** Start Material shown **

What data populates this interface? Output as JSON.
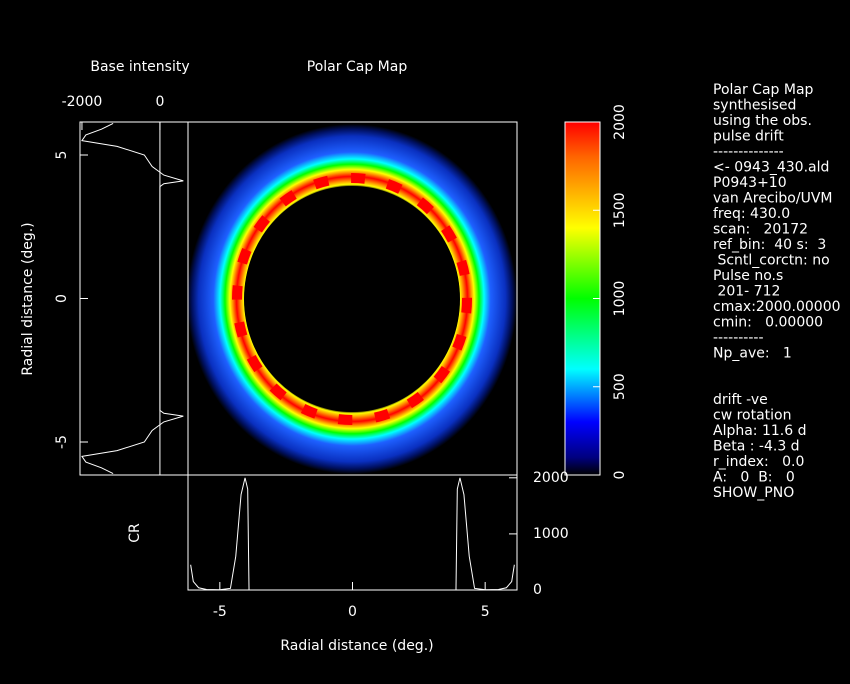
{
  "chart_data": [
    {
      "type": "heatmap",
      "title": "Polar Cap Map",
      "xlim": [
        -6.2,
        6.2
      ],
      "ylim": [
        -6.15,
        6.15
      ],
      "clim": [
        0,
        2000
      ],
      "cticks": [
        0,
        500,
        1000,
        1500,
        2000
      ]
    },
    {
      "type": "line",
      "title": "Base intensity",
      "ylabel": "Radial distance (deg.)",
      "x": [
        6.1,
        5.9,
        5.7,
        5.5,
        5.3,
        5.0,
        4.6,
        4.3,
        4.1,
        4.0,
        3.9,
        3.8,
        0,
        -3.8,
        -3.9,
        -4.0,
        -4.1,
        -4.3,
        -4.6,
        -5.0,
        -5.3,
        -5.5,
        -5.7,
        -5.9,
        -6.1
      ],
      "values": [
        -1200,
        -1500,
        -1900,
        -2000,
        -1100,
        -400,
        -200,
        100,
        600,
        100,
        0,
        0,
        0,
        0,
        0,
        100,
        600,
        100,
        -200,
        -400,
        -1100,
        -2000,
        -1900,
        -1500,
        -1200
      ],
      "xlim": [
        -6.15,
        6.15
      ],
      "ylim": [
        -2050,
        720
      ],
      "xticks": [
        -5,
        0,
        5
      ],
      "yticks": [
        -2000,
        0
      ]
    },
    {
      "type": "line",
      "xlabel": "Radial distance (deg.)",
      "ylabel": "CR",
      "x": [
        -6.1,
        -6,
        -5.8,
        -5.5,
        -5,
        -4.6,
        -4.4,
        -4.2,
        -4.05,
        -3.95,
        -3.9,
        -3.5,
        -2,
        0,
        2,
        3.5,
        3.9,
        3.95,
        4.05,
        4.2,
        4.4,
        4.6,
        5,
        5.5,
        5.8,
        6,
        6.1
      ],
      "values": [
        450,
        150,
        40,
        10,
        5,
        30,
        600,
        1700,
        2000,
        1800,
        0,
        0,
        0,
        0,
        0,
        0,
        0,
        1800,
        2000,
        1700,
        600,
        30,
        5,
        10,
        40,
        150,
        450
      ],
      "xlim": [
        -6.2,
        6.2
      ],
      "ylim": [
        0,
        2050
      ],
      "xticks": [
        -5,
        0,
        5
      ],
      "yticks": [
        0,
        1000,
        2000
      ]
    }
  ],
  "side_panel": {
    "lines": [
      "Polar Cap Map",
      "synthesised",
      "using the obs.",
      "pulse drift",
      "--------------",
      "<- 0943_430.ald",
      "P0943+10",
      "van Arecibo/UVM",
      "freq: 430.0",
      "scan:   20172",
      "ref_bin:  40 s:  3",
      " Scntl_corctn: no",
      "Pulse no.s",
      " 201- 712",
      "cmax:2000.00000",
      "cmin:   0.00000",
      "----------",
      "Np_ave:   1"
    ],
    "lines2": [
      "drift -ve",
      "cw rotation",
      "Alpha: 11.6 d",
      "Beta : -4.3 d",
      "r_index:   0.0",
      "A:   0  B:   0",
      "SHOW_PNO"
    ]
  }
}
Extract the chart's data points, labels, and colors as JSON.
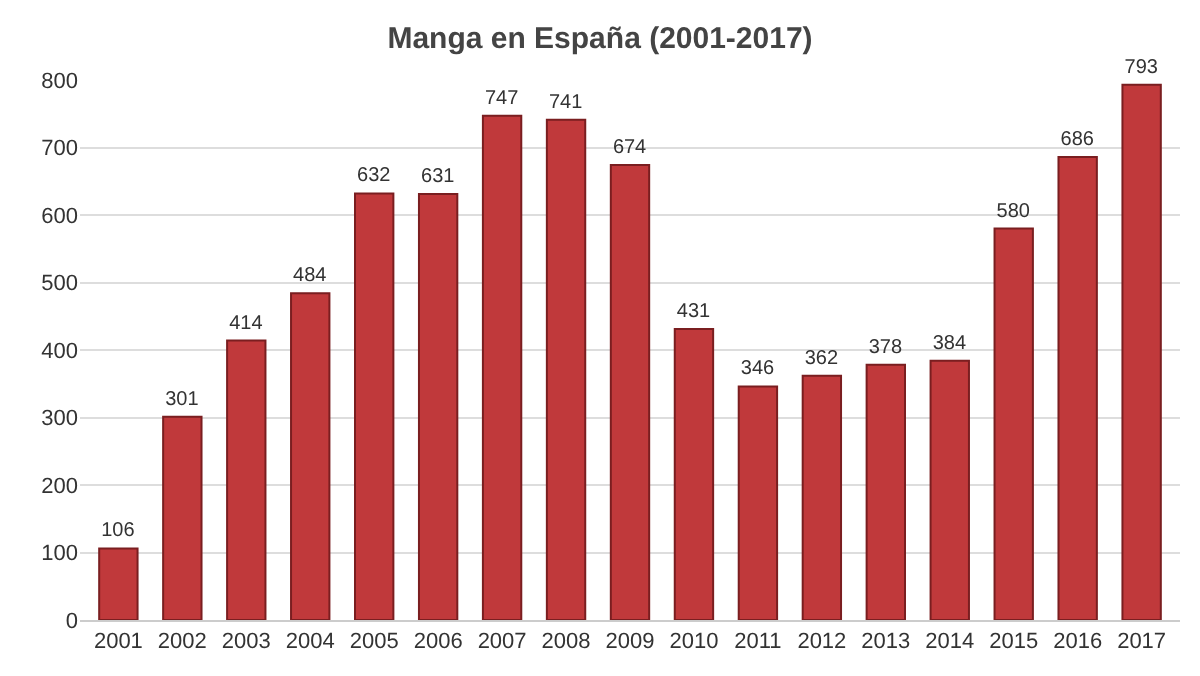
{
  "chart_data": {
    "type": "bar",
    "title": "Manga en España (2001-2017)",
    "categories": [
      "2001",
      "2002",
      "2003",
      "2004",
      "2005",
      "2006",
      "2007",
      "2008",
      "2009",
      "2010",
      "2011",
      "2012",
      "2013",
      "2014",
      "2015",
      "2016",
      "2017"
    ],
    "values": [
      106,
      301,
      414,
      484,
      632,
      631,
      747,
      741,
      674,
      431,
      346,
      362,
      378,
      384,
      580,
      686,
      793
    ],
    "color": "#c0393b",
    "ylim": [
      0,
      800
    ],
    "yticks": [
      0,
      100,
      200,
      300,
      400,
      500,
      600,
      700,
      800
    ],
    "grid": "y",
    "data_labels": true
  }
}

** End Material shown **

▶ Your objective:
Among the records above, find each line holding the string "distance" and pull it out.

▶ Result below:
      "ylabel": "Radial distance (deg.)",
      "xlabel": "Radial distance (deg.)",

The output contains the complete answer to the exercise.